=== WRITTEN TASK ===
What follows is a set of records; repeat all of them exactly.

+++++

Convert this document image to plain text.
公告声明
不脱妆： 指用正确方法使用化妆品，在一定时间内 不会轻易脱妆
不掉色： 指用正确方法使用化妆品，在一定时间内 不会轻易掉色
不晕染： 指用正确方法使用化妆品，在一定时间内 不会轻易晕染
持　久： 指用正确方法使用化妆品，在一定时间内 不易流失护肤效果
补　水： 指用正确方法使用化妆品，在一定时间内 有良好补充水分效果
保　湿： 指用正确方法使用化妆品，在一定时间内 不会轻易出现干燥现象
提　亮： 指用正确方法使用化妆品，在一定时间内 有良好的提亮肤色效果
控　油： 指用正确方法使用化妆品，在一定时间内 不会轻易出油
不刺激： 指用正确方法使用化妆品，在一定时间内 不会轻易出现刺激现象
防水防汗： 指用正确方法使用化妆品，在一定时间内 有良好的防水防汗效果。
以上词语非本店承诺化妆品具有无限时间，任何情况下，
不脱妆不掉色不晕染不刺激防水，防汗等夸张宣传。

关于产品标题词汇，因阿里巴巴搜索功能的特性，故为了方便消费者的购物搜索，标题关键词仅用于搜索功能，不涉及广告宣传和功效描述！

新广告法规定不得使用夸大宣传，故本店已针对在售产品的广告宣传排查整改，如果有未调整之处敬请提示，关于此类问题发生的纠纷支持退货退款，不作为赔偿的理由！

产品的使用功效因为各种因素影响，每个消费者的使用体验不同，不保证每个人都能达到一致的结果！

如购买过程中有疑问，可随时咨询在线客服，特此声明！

+++++

=== FINISHED TASK ===
Convert this document image to plain text.
公告声明
不脱妆： 指用正确方法使用化妆品，在一定时间内 不会轻易脱妆
不掉色： 指用正确方法使用化妆品，在一定时间内 不会轻易掉色
不晕染： 指用正确方法使用化妆品，在一定时间内 不会轻易晕染
持　久： 指用正确方法使用化妆品，在一定时间内 不易流失护肤效果
补　水： 指用正确方法使用化妆品，在一定时间内 有良好补充水分效果
保　湿： 指用正确方法使用化妆品，在一定时间内 不会轻易出现干燥现象
提　亮： 指用正确方法使用化妆品，在一定时间内 有良好的提亮肤色效果
控　油： 指用正确方法使用化妆品，在一定时间内 不会轻易出油
不刺激： 指用正确方法使用化妆品，在一定时间内 不会轻易出现刺激现象
防水防汗： 指用正确方法使用化妆品，在一定时间内 有良好的防水防汗效果。
以上词语非本店承诺化妆品具有无限时间，任何情况下，
不脱妆不掉色不晕染不刺激防水，防汗等夸张宣传。

关于产品标题词汇，因阿里巴巴搜索功能的特性，故为了方便消费者的购物搜索，标题关键词仅用于搜索功能，不涉及广告宣传和功效描述！

新广告法规定不得使用夸大宣传，故本店已针对在售产品的广告宣传排查整改，如果有未调整之处敬请提示，关于此类问题发生的纠纷支持退货退款，不作为赔偿的理由！

产品的使用功效因为各种因素影响，每个消费者的使用体验不同，不保证每个人都能达到一致的结果！

如购买过程中有疑问，可随时咨询在线客服，特此声明！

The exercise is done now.